START DATA SHOWN

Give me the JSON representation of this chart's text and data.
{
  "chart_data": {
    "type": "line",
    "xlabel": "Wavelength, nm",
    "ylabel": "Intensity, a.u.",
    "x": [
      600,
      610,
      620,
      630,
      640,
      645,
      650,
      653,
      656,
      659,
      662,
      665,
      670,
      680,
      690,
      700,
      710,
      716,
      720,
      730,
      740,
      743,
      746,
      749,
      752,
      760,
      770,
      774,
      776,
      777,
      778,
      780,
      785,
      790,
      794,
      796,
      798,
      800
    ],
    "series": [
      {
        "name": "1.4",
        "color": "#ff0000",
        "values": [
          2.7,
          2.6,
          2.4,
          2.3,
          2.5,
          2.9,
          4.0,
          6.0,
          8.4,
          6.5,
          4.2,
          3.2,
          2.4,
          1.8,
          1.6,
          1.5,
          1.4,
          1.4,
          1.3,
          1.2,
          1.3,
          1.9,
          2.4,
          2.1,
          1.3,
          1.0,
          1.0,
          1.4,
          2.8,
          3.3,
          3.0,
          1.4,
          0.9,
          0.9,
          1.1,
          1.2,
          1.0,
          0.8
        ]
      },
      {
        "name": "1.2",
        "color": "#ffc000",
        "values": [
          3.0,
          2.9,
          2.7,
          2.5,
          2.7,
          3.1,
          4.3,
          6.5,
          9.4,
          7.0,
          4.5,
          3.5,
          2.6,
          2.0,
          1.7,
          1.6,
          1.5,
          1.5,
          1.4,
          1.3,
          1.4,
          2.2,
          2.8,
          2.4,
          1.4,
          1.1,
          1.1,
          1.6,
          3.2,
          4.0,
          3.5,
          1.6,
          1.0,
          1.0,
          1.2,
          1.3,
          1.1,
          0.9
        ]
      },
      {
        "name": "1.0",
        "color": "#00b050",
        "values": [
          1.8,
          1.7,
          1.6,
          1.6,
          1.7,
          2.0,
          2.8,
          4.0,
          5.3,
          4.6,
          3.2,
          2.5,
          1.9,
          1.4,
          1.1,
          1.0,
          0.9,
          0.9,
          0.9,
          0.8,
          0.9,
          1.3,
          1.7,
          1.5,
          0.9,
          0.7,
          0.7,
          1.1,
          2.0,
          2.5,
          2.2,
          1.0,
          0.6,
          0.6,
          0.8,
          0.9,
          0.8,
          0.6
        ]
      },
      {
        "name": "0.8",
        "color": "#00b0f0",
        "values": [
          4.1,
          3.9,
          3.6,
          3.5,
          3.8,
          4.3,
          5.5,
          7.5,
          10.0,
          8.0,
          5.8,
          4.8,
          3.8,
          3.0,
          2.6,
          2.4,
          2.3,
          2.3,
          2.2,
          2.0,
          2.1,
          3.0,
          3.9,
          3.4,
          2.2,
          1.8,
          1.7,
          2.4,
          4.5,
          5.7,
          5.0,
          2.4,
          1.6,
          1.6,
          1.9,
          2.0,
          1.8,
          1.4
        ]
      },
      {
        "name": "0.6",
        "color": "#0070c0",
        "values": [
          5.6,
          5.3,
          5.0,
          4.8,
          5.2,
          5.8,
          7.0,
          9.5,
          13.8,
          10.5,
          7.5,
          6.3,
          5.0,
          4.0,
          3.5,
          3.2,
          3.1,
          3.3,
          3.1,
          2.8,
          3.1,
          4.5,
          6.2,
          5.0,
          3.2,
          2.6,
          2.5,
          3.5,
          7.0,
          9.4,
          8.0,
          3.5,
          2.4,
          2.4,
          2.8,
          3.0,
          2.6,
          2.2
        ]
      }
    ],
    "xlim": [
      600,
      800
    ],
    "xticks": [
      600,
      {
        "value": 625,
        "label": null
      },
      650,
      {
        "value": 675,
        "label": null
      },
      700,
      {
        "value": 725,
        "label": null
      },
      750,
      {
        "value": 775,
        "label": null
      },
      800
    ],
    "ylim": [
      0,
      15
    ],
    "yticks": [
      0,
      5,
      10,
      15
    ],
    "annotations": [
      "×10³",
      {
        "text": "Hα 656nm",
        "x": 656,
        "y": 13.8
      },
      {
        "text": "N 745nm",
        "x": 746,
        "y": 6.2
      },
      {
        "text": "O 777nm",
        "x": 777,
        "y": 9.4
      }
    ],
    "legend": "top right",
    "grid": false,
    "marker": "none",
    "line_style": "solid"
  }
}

END DATA SHOWN

WHAT IS REQUIRED: Write out the records shown above, exactly as they appear.

RESPONSE TO THE EXERCISE:
Give me the JSON representation of this chart's text and data.
{
  "chart_data": {
    "type": "line",
    "xlabel": "Wavelength, nm",
    "ylabel": "Intensity, a.u.",
    "x": [
      600,
      610,
      620,
      630,
      640,
      645,
      650,
      653,
      656,
      659,
      662,
      665,
      670,
      680,
      690,
      700,
      710,
      716,
      720,
      730,
      740,
      743,
      746,
      749,
      752,
      760,
      770,
      774,
      776,
      777,
      778,
      780,
      785,
      790,
      794,
      796,
      798,
      800
    ],
    "series": [
      {
        "name": "1.4",
        "color": "#ff0000",
        "values": [
          2.7,
          2.6,
          2.4,
          2.3,
          2.5,
          2.9,
          4.0,
          6.0,
          8.4,
          6.5,
          4.2,
          3.2,
          2.4,
          1.8,
          1.6,
          1.5,
          1.4,
          1.4,
          1.3,
          1.2,
          1.3,
          1.9,
          2.4,
          2.1,
          1.3,
          1.0,
          1.0,
          1.4,
          2.8,
          3.3,
          3.0,
          1.4,
          0.9,
          0.9,
          1.1,
          1.2,
          1.0,
          0.8
        ]
      },
      {
        "name": "1.2",
        "color": "#ffc000",
        "values": [
          3.0,
          2.9,
          2.7,
          2.5,
          2.7,
          3.1,
          4.3,
          6.5,
          9.4,
          7.0,
          4.5,
          3.5,
          2.6,
          2.0,
          1.7,
          1.6,
          1.5,
          1.5,
          1.4,
          1.3,
          1.4,
          2.2,
          2.8,
          2.4,
          1.4,
          1.1,
          1.1,
          1.6,
          3.2,
          4.0,
          3.5,
          1.6,
          1.0,
          1.0,
          1.2,
          1.3,
          1.1,
          0.9
        ]
      },
      {
        "name": "1.0",
        "color": "#00b050",
        "values": [
          1.8,
          1.7,
          1.6,
          1.6,
          1.7,
          2.0,
          2.8,
          4.0,
          5.3,
          4.6,
          3.2,
          2.5,
          1.9,
          1.4,
          1.1,
          1.0,
          0.9,
          0.9,
          0.9,
          0.8,
          0.9,
          1.3,
          1.7,
          1.5,
          0.9,
          0.7,
          0.7,
          1.1,
          2.0,
          2.5,
          2.2,
          1.0,
          0.6,
          0.6,
          0.8,
          0.9,
          0.8,
          0.6
        ]
      },
      {
        "name": "0.8",
        "color": "#00b0f0",
        "values": [
          4.1,
          3.9,
          3.6,
          3.5,
          3.8,
          4.3,
          5.5,
          7.5,
          10.0,
          8.0,
          5.8,
          4.8,
          3.8,
          3.0,
          2.6,
          2.4,
          2.3,
          2.3,
          2.2,
          2.0,
          2.1,
          3.0,
          3.9,
          3.4,
          2.2,
          1.8,
          1.7,
          2.4,
          4.5,
          5.7,
          5.0,
          2.4,
          1.6,
          1.6,
          1.9,
          2.0,
          1.8,
          1.4
        ]
      },
      {
        "name": "0.6",
        "color": "#0070c0",
        "values": [
          5.6,
          5.3,
          5.0,
          4.8,
          5.2,
          5.8,
          7.0,
          9.5,
          13.8,
          10.5,
          7.5,
          6.3,
          5.0,
          4.0,
          3.5,
          3.2,
          3.1,
          3.3,
          3.1,
          2.8,
          3.1,
          4.5,
          6.2,
          5.0,
          3.2,
          2.6,
          2.5,
          3.5,
          7.0,
          9.4,
          8.0,
          3.5,
          2.4,
          2.4,
          2.8,
          3.0,
          2.6,
          2.2
        ]
      }
    ],
    "xlim": [
      600,
      800
    ],
    "xticks": [
      600,
      {
        "value": 625,
        "label": null
      },
      650,
      {
        "value": 675,
        "label": null
      },
      700,
      {
        "value": 725,
        "label": null
      },
      750,
      {
        "value": 775,
        "label": null
      },
      800
    ],
    "ylim": [
      0,
      15
    ],
    "yticks": [
      0,
      5,
      10,
      15
    ],
    "annotations": [
      "×10³",
      {
        "text": "Hα 656nm",
        "x": 656,
        "y": 13.8
      },
      {
        "text": "N 745nm",
        "x": 746,
        "y": 6.2
      },
      {
        "text": "O 777nm",
        "x": 777,
        "y": 9.4
      }
    ],
    "legend": "top right",
    "grid": false,
    "marker": "none",
    "line_style": "solid"
  }
}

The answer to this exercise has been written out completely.